Work to complete. Transcribe the entries that follow exactly as they appear, minus pictures.

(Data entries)
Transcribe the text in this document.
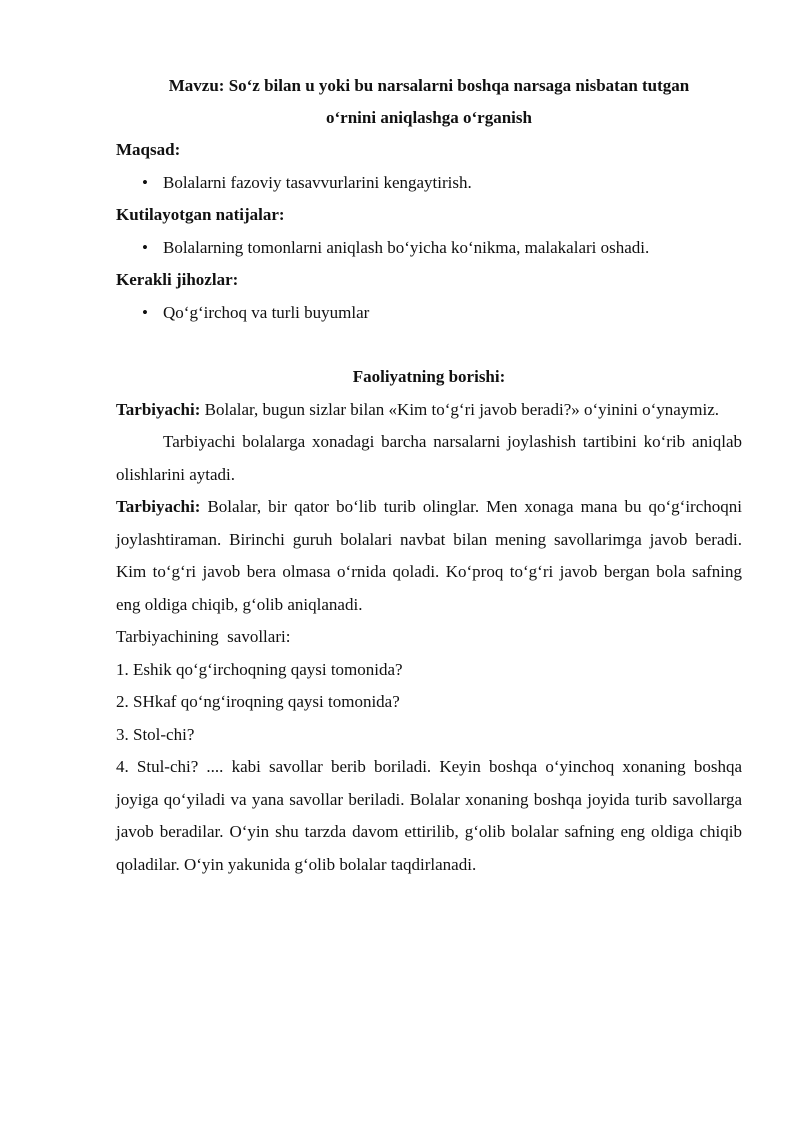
Mavzu: So‘z bilan u yoki bu narsalarni boshqa narsaga nisbatan tutgan
o‘rnini aniqlashga o‘rganish

Maqsad:

• Bolalarni fazoviy tasavvurlarini kengaytirish.

Kutilayotgan natijalar:

• Bolalarning tomonlarni aniqlash bo‘yicha ko‘nikma, malakalari oshadi.

Kerakli jihozlar:

• Qo‘g‘irchoq va turli buyumlar

Faoliyatning borishi:

Tarbiyachi: Bolalar, bugun sizlar bilan «Kim to‘g‘ri javob beradi?» o‘yinini o‘ynaymiz.

Tarbiyachi bolalarga xonadagi barcha narsalarni joylashish tartibini ko‘rib aniqlab olishlarini aytadi.

Tarbiyachi: Bolalar, bir qator bo‘lib turib olinglar. Men xonaga mana bu qo‘g‘irchoqni joylashtiraman. Birinchi guruh bolalari navbat bilan mening savollarimga javob beradi. Kim to‘g‘ri javob bera olmasa o‘rnida qoladi. Ko‘proq to‘g‘ri javob bergan bola safning eng oldiga chiqib, g‘olib aniqlanadi.

Tarbiyachining  savollari:

1. Eshik qo‘g‘irchoqning qaysi tomonida?

2. SHkaf qo‘ng‘iroqning qaysi tomonida?

3. Stol-chi?

4. Stul-chi? .... kabi savollar berib boriladi. Keyin boshqa o‘yinchoq xonaning boshqa joyiga qo‘yiladi va yana savollar beriladi. Bolalar xonaning boshqa joyida turib savollarga javob beradilar. O‘yin shu tarzda davom ettirilib, g‘olib bolalar safning eng oldiga chiqib qoladilar. O‘yin yakunida g‘olib bolalar taqdirlanadi.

Full output.
Transcribe the text in this document.
Mavzu: So‘z bilan u yoki bu narsalarni boshqa narsaga nisbatan tutgan
o‘rnini aniqlashga o‘rganish

Maqsad:

• Bolalarni fazoviy tasavvurlarini kengaytirish.

Kutilayotgan natijalar:

• Bolalarning tomonlarni aniqlash bo‘yicha ko‘nikma, malakalari oshadi.

Kerakli jihozlar:

• Qo‘g‘irchoq va turli buyumlar

Faoliyatning borishi:

Tarbiyachi: Bolalar, bugun sizlar bilan «Kim to‘g‘ri javob beradi?» o‘yinini o‘ynaymiz.

Tarbiyachi bolalarga xonadagi barcha narsalarni joylashish tartibini ko‘rib aniqlab olishlarini aytadi.

Tarbiyachi: Bolalar, bir qator bo‘lib turib olinglar. Men xonaga mana bu qo‘g‘irchoqni joylashtiraman. Birinchi guruh bolalari navbat bilan mening savollarimga javob beradi. Kim to‘g‘ri javob bera olmasa o‘rnida qoladi. Ko‘proq to‘g‘ri javob bergan bola safning eng oldiga chiqib, g‘olib aniqlanadi.

Tarbiyachining  savollari:

1. Eshik qo‘g‘irchoqning qaysi tomonida?

2. SHkaf qo‘ng‘iroqning qaysi tomonida?

3. Stol-chi?

4. Stul-chi? .... kabi savollar berib boriladi. Keyin boshqa o‘yinchoq xonaning boshqa joyiga qo‘yiladi va yana savollar beriladi. Bolalar xonaning boshqa joyida turib savollarga javob beradilar. O‘yin shu tarzda davom ettirilib, g‘olib bolalar safning eng oldiga chiqib qoladilar. O‘yin yakunida g‘olib bolalar taqdirlanadi.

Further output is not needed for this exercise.